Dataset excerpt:
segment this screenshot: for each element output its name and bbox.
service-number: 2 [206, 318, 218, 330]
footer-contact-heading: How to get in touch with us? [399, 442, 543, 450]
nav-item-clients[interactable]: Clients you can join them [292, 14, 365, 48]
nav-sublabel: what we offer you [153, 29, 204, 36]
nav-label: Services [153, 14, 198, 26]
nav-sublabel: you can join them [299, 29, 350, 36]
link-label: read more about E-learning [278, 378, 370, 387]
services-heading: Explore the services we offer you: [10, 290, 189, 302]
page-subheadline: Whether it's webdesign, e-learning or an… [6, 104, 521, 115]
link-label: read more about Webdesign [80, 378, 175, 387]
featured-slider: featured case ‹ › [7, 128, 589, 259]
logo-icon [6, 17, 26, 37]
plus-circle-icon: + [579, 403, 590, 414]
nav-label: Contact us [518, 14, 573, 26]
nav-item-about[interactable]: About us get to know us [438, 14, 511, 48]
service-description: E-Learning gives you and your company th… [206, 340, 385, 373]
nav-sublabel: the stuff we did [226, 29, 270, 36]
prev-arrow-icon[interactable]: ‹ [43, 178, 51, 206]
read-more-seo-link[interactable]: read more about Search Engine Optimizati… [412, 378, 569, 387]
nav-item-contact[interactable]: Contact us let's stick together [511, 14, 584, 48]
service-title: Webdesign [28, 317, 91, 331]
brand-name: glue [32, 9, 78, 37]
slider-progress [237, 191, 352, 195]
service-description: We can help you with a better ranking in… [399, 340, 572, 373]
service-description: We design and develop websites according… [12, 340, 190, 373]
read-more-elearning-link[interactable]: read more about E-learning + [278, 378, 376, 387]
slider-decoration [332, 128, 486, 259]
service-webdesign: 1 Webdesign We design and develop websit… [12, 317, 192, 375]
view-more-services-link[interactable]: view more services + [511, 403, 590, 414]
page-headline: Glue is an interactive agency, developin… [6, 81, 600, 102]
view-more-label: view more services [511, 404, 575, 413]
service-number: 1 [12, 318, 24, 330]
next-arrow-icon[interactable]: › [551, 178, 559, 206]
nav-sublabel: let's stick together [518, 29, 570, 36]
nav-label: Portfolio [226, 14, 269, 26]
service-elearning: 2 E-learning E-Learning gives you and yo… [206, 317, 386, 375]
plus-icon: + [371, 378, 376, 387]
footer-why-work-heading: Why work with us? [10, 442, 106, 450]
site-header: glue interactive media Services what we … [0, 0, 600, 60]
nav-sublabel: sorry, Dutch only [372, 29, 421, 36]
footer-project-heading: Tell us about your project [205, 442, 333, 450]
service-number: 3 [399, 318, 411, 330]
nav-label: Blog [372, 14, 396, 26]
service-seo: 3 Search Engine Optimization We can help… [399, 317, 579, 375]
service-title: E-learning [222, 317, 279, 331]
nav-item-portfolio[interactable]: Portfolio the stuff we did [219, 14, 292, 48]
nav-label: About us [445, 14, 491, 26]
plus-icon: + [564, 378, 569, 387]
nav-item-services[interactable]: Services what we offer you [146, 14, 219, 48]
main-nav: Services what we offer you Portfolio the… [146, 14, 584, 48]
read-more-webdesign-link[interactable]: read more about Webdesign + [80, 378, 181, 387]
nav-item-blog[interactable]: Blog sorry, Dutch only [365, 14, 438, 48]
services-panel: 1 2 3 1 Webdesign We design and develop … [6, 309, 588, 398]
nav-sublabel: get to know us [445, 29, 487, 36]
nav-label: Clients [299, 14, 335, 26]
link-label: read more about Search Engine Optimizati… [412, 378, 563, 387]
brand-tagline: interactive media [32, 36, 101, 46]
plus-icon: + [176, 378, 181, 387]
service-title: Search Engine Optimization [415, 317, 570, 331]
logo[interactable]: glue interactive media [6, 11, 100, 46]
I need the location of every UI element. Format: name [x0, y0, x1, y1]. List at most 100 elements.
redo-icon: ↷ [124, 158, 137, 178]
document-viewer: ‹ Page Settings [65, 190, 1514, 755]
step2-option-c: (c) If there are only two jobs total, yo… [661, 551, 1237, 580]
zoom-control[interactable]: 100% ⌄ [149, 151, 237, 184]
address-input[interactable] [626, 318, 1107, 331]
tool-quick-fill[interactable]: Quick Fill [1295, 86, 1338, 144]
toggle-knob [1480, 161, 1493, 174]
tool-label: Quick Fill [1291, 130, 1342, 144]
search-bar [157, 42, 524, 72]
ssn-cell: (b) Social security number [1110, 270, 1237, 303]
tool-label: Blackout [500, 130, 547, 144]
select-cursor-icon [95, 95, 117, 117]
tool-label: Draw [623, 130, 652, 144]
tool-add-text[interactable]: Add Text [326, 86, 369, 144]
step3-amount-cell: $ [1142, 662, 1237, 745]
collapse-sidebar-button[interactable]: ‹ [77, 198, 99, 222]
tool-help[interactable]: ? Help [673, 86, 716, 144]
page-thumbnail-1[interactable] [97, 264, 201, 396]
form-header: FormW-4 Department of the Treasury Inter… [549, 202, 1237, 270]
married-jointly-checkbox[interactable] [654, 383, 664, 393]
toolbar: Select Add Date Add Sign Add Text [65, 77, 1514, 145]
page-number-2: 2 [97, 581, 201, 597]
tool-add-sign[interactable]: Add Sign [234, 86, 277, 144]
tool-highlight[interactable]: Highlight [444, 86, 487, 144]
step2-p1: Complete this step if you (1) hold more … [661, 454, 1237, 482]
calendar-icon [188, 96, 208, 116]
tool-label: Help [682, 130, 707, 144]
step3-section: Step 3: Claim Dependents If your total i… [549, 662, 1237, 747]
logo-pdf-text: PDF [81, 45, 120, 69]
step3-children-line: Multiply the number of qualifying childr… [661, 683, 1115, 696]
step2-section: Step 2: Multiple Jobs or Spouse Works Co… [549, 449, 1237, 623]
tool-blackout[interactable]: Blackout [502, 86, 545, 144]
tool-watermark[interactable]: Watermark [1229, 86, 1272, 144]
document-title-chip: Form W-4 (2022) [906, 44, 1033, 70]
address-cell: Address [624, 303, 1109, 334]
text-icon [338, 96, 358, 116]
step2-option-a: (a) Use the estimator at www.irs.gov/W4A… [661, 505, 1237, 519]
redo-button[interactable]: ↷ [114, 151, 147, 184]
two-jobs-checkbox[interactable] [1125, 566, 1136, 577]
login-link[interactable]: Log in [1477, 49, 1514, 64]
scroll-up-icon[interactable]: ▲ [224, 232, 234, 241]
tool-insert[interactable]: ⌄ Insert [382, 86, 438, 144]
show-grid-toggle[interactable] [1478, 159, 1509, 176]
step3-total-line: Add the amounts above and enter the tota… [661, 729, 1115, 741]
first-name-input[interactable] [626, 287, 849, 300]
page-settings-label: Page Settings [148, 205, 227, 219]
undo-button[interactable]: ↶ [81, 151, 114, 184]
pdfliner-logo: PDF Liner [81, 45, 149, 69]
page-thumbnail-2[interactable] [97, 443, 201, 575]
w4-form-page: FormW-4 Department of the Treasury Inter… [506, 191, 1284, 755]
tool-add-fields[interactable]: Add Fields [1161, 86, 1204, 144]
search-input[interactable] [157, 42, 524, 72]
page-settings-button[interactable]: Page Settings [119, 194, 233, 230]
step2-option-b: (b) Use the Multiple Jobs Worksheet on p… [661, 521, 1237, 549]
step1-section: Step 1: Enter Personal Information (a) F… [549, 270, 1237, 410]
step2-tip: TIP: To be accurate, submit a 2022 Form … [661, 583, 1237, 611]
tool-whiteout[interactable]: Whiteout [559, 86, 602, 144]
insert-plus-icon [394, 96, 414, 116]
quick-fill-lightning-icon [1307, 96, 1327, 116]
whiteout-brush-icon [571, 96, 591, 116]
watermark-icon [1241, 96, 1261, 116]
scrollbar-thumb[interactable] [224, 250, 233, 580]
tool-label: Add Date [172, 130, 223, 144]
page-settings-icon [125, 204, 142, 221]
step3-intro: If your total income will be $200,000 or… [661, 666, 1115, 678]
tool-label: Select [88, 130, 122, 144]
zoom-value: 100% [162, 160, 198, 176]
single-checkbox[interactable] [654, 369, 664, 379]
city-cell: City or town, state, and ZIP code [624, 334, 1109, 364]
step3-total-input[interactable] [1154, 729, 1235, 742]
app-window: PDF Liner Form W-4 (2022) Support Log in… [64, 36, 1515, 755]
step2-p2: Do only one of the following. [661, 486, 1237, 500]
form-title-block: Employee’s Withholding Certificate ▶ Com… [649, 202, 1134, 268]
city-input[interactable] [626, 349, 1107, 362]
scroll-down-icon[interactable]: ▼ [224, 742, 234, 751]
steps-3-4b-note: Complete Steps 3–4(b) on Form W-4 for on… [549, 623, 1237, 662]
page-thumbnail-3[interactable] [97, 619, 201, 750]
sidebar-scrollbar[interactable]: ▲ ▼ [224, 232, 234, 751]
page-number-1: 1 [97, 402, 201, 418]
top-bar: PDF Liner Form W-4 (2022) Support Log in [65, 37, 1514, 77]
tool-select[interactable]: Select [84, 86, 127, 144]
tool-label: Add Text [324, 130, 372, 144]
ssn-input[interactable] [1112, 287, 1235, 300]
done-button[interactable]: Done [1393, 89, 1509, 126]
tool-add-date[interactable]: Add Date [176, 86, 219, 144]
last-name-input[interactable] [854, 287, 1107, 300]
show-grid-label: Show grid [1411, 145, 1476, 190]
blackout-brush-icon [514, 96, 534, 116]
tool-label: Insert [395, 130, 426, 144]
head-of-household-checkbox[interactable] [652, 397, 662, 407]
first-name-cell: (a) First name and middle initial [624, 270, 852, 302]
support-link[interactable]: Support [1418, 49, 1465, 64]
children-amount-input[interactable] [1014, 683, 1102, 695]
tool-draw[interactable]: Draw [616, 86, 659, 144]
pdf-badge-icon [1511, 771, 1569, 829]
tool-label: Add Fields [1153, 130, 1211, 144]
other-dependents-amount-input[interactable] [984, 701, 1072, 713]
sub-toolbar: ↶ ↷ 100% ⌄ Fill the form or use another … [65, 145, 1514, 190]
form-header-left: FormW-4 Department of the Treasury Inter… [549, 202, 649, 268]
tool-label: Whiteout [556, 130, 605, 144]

Instruction: Output the listing above from its first line through the line containing "slider-progress [237, 191, 352, 195]", copying every line unchanged.

Task output:
segment this screenshot: for each element output its name and bbox.
service-number: 2 [206, 318, 218, 330]
footer-contact-heading: How to get in touch with us? [399, 442, 543, 450]
nav-item-clients[interactable]: Clients you can join them [292, 14, 365, 48]
nav-sublabel: what we offer you [153, 29, 204, 36]
nav-label: Services [153, 14, 198, 26]
nav-sublabel: you can join them [299, 29, 350, 36]
link-label: read more about E-learning [278, 378, 370, 387]
services-heading: Explore the services we offer you: [10, 290, 189, 302]
page-subheadline: Whether it's webdesign, e-learning or an… [6, 104, 521, 115]
link-label: read more about Webdesign [80, 378, 175, 387]
featured-slider: featured case ‹ › [7, 128, 589, 259]
logo-icon [6, 17, 26, 37]
plus-circle-icon: + [579, 403, 590, 414]
nav-label: Contact us [518, 14, 573, 26]
nav-item-about[interactable]: About us get to know us [438, 14, 511, 48]
service-description: E-Learning gives you and your company th… [206, 340, 385, 373]
nav-sublabel: the stuff we did [226, 29, 270, 36]
prev-arrow-icon[interactable]: ‹ [43, 178, 51, 206]
read-more-seo-link[interactable]: read more about Search Engine Optimizati… [412, 378, 569, 387]
nav-item-contact[interactable]: Contact us let's stick together [511, 14, 584, 48]
service-title: Webdesign [28, 317, 91, 331]
brand-name: glue [32, 9, 78, 37]
slider-progress [237, 191, 352, 195]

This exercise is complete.